Dataset entries >>
==================================================

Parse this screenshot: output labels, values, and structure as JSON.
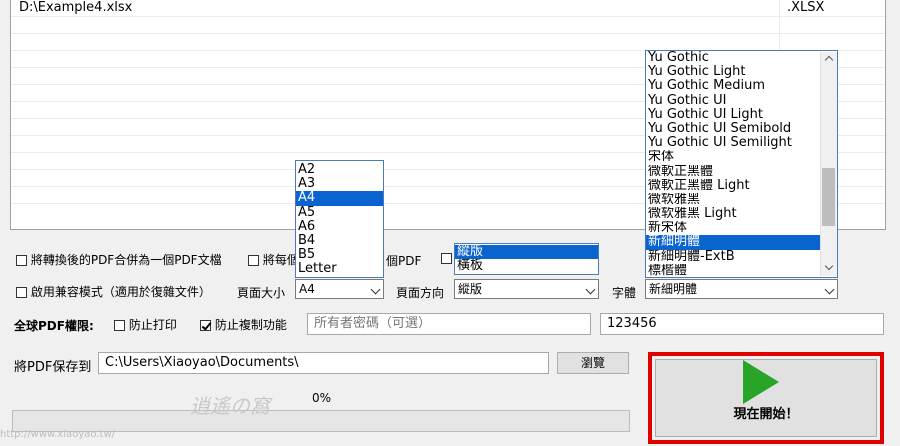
{
  "file_list": {
    "rows": [
      {
        "path": "D:\\Example4.xlsx",
        "type": ".XLSX"
      }
    ]
  },
  "options": {
    "merge_pdf_label": "將轉換後的PDF合併為一個PDF文檔",
    "each_label_left": "將每個",
    "each_label_right": "個PDF",
    "compat_label": "啟用兼容模式（適用於復雜文件）",
    "page_size_label": "頁面大小",
    "page_size_value": "A4",
    "page_orientation_label": "頁面方向",
    "page_orientation_value": "縱版",
    "font_label": "字體",
    "font_value": "新細明體"
  },
  "page_size_dropdown": {
    "options": [
      "A2",
      "A3",
      "A4",
      "A5",
      "A6",
      "B4",
      "B5",
      "Letter"
    ],
    "selected_index": 2
  },
  "orientation_dropdown": {
    "options": [
      "縱版",
      "橫板"
    ],
    "selected_index": 0
  },
  "font_dropdown": {
    "options": [
      "Yu Gothic",
      "Yu Gothic Light",
      "Yu Gothic Medium",
      "Yu Gothic UI",
      "Yu Gothic UI Light",
      "Yu Gothic UI Semibold",
      "Yu Gothic UI Semilight",
      "宋体",
      "微軟正黑體",
      "微軟正黑體 Light",
      "微软雅黑",
      "微软雅黑 Light",
      "新宋体",
      "新細明體",
      "新細明體-ExtB",
      "標楷體"
    ],
    "selected_index": 13
  },
  "permissions": {
    "label": "全球PDF權限:",
    "prevent_print_label": "防止打印",
    "prevent_print_checked": false,
    "prevent_copy_label": "防止複制功能",
    "prevent_copy_checked": true,
    "owner_password_placeholder": "所有者密碼（可選）",
    "owner_password_value": "",
    "user_password_value": "123456"
  },
  "save": {
    "label": "將PDF保存到",
    "path": "C:\\Users\\Xiaoyao\\Documents\\",
    "browse_label": "瀏覽"
  },
  "progress": {
    "percent_label": "0%",
    "fraction": 0
  },
  "start_button": {
    "label": "現在開始！"
  },
  "watermark": {
    "text": "逍遙の窩",
    "url": "http://www.xiaoyao.tw/"
  },
  "colors": {
    "accent": "#0a64d0",
    "highlight_frame": "#e00000",
    "play": "#28a428"
  }
}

==================================================

Task objective >> Return all of the data exactly as written, and drop the pictures.

Response >>
Parse this screenshot: output labels, values, and structure as JSON.
{
  "file_list": {
    "rows": [
      {
        "path": "D:\\Example4.xlsx",
        "type": ".XLSX"
      }
    ]
  },
  "options": {
    "merge_pdf_label": "將轉換後的PDF合併為一個PDF文檔",
    "each_label_left": "將每個",
    "each_label_right": "個PDF",
    "compat_label": "啟用兼容模式（適用於復雜文件）",
    "page_size_label": "頁面大小",
    "page_size_value": "A4",
    "page_orientation_label": "頁面方向",
    "page_orientation_value": "縱版",
    "font_label": "字體",
    "font_value": "新細明體"
  },
  "page_size_dropdown": {
    "options": [
      "A2",
      "A3",
      "A4",
      "A5",
      "A6",
      "B4",
      "B5",
      "Letter"
    ],
    "selected_index": 2
  },
  "orientation_dropdown": {
    "options": [
      "縱版",
      "橫板"
    ],
    "selected_index": 0
  },
  "font_dropdown": {
    "options": [
      "Yu Gothic",
      "Yu Gothic Light",
      "Yu Gothic Medium",
      "Yu Gothic UI",
      "Yu Gothic UI Light",
      "Yu Gothic UI Semibold",
      "Yu Gothic UI Semilight",
      "宋体",
      "微軟正黑體",
      "微軟正黑體 Light",
      "微软雅黑",
      "微软雅黑 Light",
      "新宋体",
      "新細明體",
      "新細明體-ExtB",
      "標楷體"
    ],
    "selected_index": 13
  },
  "permissions": {
    "label": "全球PDF權限:",
    "prevent_print_label": "防止打印",
    "prevent_print_checked": false,
    "prevent_copy_label": "防止複制功能",
    "prevent_copy_checked": true,
    "owner_password_placeholder": "所有者密碼（可選）",
    "owner_password_value": "",
    "user_password_value": "123456"
  },
  "save": {
    "label": "將PDF保存到",
    "path": "C:\\Users\\Xiaoyao\\Documents\\",
    "browse_label": "瀏覽"
  },
  "progress": {
    "percent_label": "0%",
    "fraction": 0
  },
  "start_button": {
    "label": "現在開始！"
  },
  "watermark": {
    "text": "逍遙の窩",
    "url": "http://www.xiaoyao.tw/"
  },
  "colors": {
    "accent": "#0a64d0",
    "highlight_frame": "#e00000",
    "play": "#28a428"
  }
}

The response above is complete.